Task brief:
All records must be quoted exactly. Omit the pictures.

Entries supplied:
================================

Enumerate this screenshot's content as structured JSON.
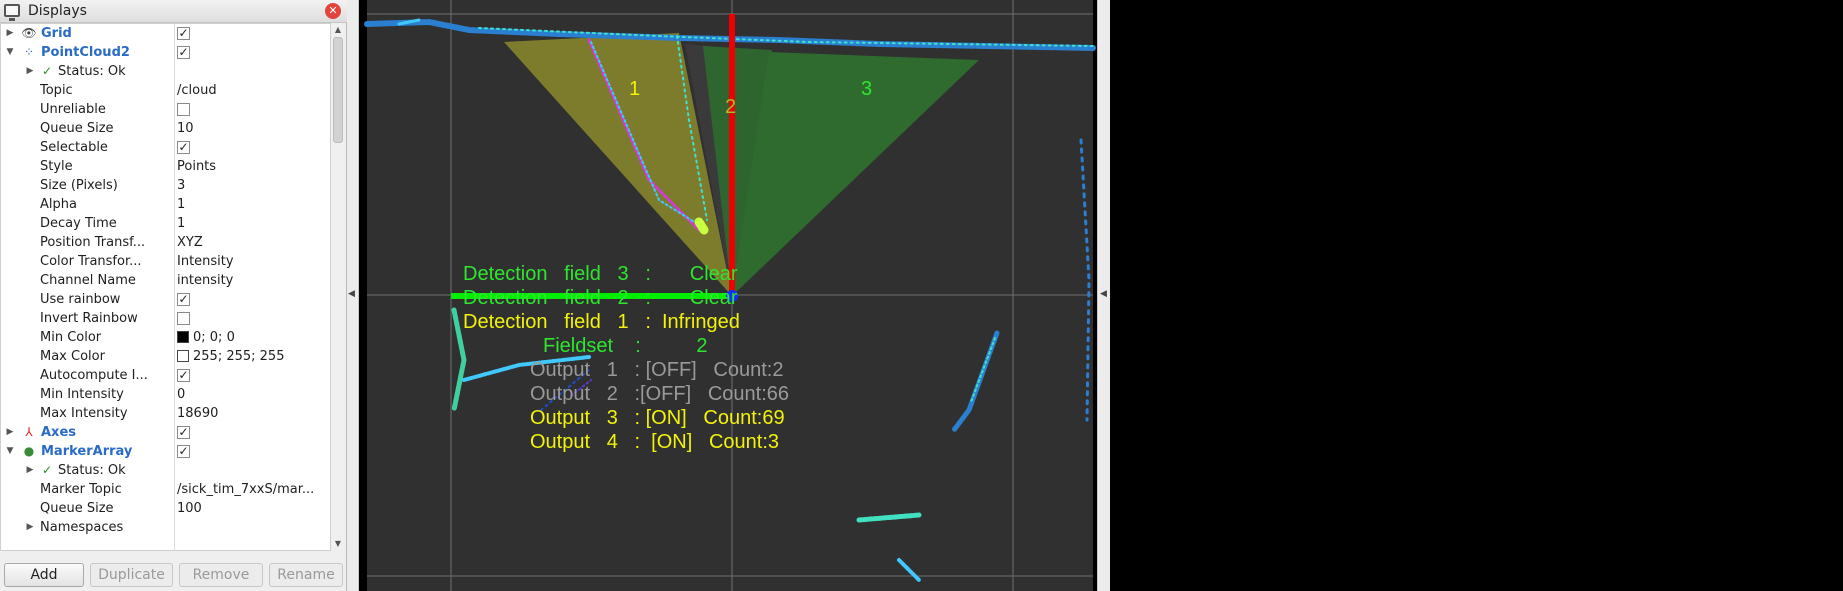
{
  "panel": {
    "title": "Displays",
    "buttons": {
      "add": "Add",
      "duplicate": "Duplicate",
      "remove": "Remove",
      "rename": "Rename"
    }
  },
  "tree": [
    {
      "type": "group",
      "label": "Grid",
      "icon": "grid-icon",
      "checked": true
    },
    {
      "type": "group",
      "label": "PointCloud2",
      "icon": "pointcloud-icon",
      "checked": true,
      "expanded": true
    },
    {
      "type": "status",
      "label": "Status: Ok"
    },
    {
      "type": "prop",
      "label": "Topic",
      "value": "/cloud"
    },
    {
      "type": "prop",
      "label": "Unreliable",
      "checked": false
    },
    {
      "type": "prop",
      "label": "Queue Size",
      "value": "10"
    },
    {
      "type": "prop",
      "label": "Selectable",
      "checked": true
    },
    {
      "type": "prop",
      "label": "Style",
      "value": "Points"
    },
    {
      "type": "prop",
      "label": "Size (Pixels)",
      "value": "3"
    },
    {
      "type": "prop",
      "label": "Alpha",
      "value": "1"
    },
    {
      "type": "prop",
      "label": "Decay Time",
      "value": "1"
    },
    {
      "type": "prop",
      "label": "Position Transf...",
      "value": "XYZ"
    },
    {
      "type": "prop",
      "label": "Color Transfor...",
      "value": "Intensity"
    },
    {
      "type": "prop",
      "label": "Channel Name",
      "value": "intensity"
    },
    {
      "type": "prop",
      "label": "Use rainbow",
      "checked": true
    },
    {
      "type": "prop",
      "label": "Invert Rainbow",
      "checked": false
    },
    {
      "type": "prop",
      "label": "Min Color",
      "value": "0; 0; 0",
      "swatch": "#000000"
    },
    {
      "type": "prop",
      "label": "Max Color",
      "value": "255; 255; 255",
      "swatch": "#ffffff"
    },
    {
      "type": "prop",
      "label": "Autocompute I...",
      "checked": true
    },
    {
      "type": "prop",
      "label": "Min Intensity",
      "value": "0"
    },
    {
      "type": "prop",
      "label": "Max Intensity",
      "value": "18690"
    },
    {
      "type": "group",
      "label": "Axes",
      "icon": "axes-icon",
      "checked": true
    },
    {
      "type": "group",
      "label": "MarkerArray",
      "icon": "markerarray-icon",
      "checked": true,
      "expanded": true
    },
    {
      "type": "status",
      "label": "Status: Ok"
    },
    {
      "type": "prop",
      "label": "Marker Topic",
      "value": "/sick_tim_7xxS/mar..."
    },
    {
      "type": "prop",
      "label": "Queue Size",
      "value": "100"
    },
    {
      "type": "subgroup",
      "label": "Namespaces"
    }
  ],
  "view": {
    "fields": {
      "f1": "1",
      "f2": "2",
      "f3": "3"
    },
    "overlay": [
      {
        "text": "Detection   field   3   :       Clear",
        "color": "green"
      },
      {
        "text": "Detection   field   2   :       Clear",
        "color": "green"
      },
      {
        "text": "Detection   field   1   :  Infringed",
        "color": "yellow"
      },
      {
        "text": "Fieldset    :          2",
        "color": "green"
      },
      {
        "text": "Output   1   : [OFF]   Count:2",
        "color": "gray"
      },
      {
        "text": "Output   2   :[OFF]   Count:66",
        "color": "gray"
      },
      {
        "text": "Output   3   : [ON]   Count:69",
        "color": "yellow"
      },
      {
        "text": "Output   4   :  [ON]   Count:3",
        "color": "yellow"
      }
    ]
  },
  "colors": {
    "field_yellow": "#8a8a2c",
    "field_green": "#2f6b2f",
    "axis_red": "#ee0000",
    "axis_green": "#00ee00",
    "accent_blue": "#2a6bc5"
  }
}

================================

Exercise answer:
Enumerate this screenshot's content as structured JSON.
{
  "panel": {
    "title": "Displays",
    "buttons": {
      "add": "Add",
      "duplicate": "Duplicate",
      "remove": "Remove",
      "rename": "Rename"
    }
  },
  "tree": [
    {
      "type": "group",
      "label": "Grid",
      "icon": "grid-icon",
      "checked": true
    },
    {
      "type": "group",
      "label": "PointCloud2",
      "icon": "pointcloud-icon",
      "checked": true,
      "expanded": true
    },
    {
      "type": "status",
      "label": "Status: Ok"
    },
    {
      "type": "prop",
      "label": "Topic",
      "value": "/cloud"
    },
    {
      "type": "prop",
      "label": "Unreliable",
      "checked": false
    },
    {
      "type": "prop",
      "label": "Queue Size",
      "value": "10"
    },
    {
      "type": "prop",
      "label": "Selectable",
      "checked": true
    },
    {
      "type": "prop",
      "label": "Style",
      "value": "Points"
    },
    {
      "type": "prop",
      "label": "Size (Pixels)",
      "value": "3"
    },
    {
      "type": "prop",
      "label": "Alpha",
      "value": "1"
    },
    {
      "type": "prop",
      "label": "Decay Time",
      "value": "1"
    },
    {
      "type": "prop",
      "label": "Position Transf...",
      "value": "XYZ"
    },
    {
      "type": "prop",
      "label": "Color Transfor...",
      "value": "Intensity"
    },
    {
      "type": "prop",
      "label": "Channel Name",
      "value": "intensity"
    },
    {
      "type": "prop",
      "label": "Use rainbow",
      "checked": true
    },
    {
      "type": "prop",
      "label": "Invert Rainbow",
      "checked": false
    },
    {
      "type": "prop",
      "label": "Min Color",
      "value": "0; 0; 0",
      "swatch": "#000000"
    },
    {
      "type": "prop",
      "label": "Max Color",
      "value": "255; 255; 255",
      "swatch": "#ffffff"
    },
    {
      "type": "prop",
      "label": "Autocompute I...",
      "checked": true
    },
    {
      "type": "prop",
      "label": "Min Intensity",
      "value": "0"
    },
    {
      "type": "prop",
      "label": "Max Intensity",
      "value": "18690"
    },
    {
      "type": "group",
      "label": "Axes",
      "icon": "axes-icon",
      "checked": true
    },
    {
      "type": "group",
      "label": "MarkerArray",
      "icon": "markerarray-icon",
      "checked": true,
      "expanded": true
    },
    {
      "type": "status",
      "label": "Status: Ok"
    },
    {
      "type": "prop",
      "label": "Marker Topic",
      "value": "/sick_tim_7xxS/mar..."
    },
    {
      "type": "prop",
      "label": "Queue Size",
      "value": "100"
    },
    {
      "type": "subgroup",
      "label": "Namespaces"
    }
  ],
  "view": {
    "fields": {
      "f1": "1",
      "f2": "2",
      "f3": "3"
    },
    "overlay": [
      {
        "text": "Detection   field   3   :       Clear",
        "color": "green"
      },
      {
        "text": "Detection   field   2   :       Clear",
        "color": "green"
      },
      {
        "text": "Detection   field   1   :  Infringed",
        "color": "yellow"
      },
      {
        "text": "Fieldset    :          2",
        "color": "green"
      },
      {
        "text": "Output   1   : [OFF]   Count:2",
        "color": "gray"
      },
      {
        "text": "Output   2   :[OFF]   Count:66",
        "color": "gray"
      },
      {
        "text": "Output   3   : [ON]   Count:69",
        "color": "yellow"
      },
      {
        "text": "Output   4   :  [ON]   Count:3",
        "color": "yellow"
      }
    ]
  },
  "colors": {
    "field_yellow": "#8a8a2c",
    "field_green": "#2f6b2f",
    "axis_red": "#ee0000",
    "axis_green": "#00ee00",
    "accent_blue": "#2a6bc5"
  }
}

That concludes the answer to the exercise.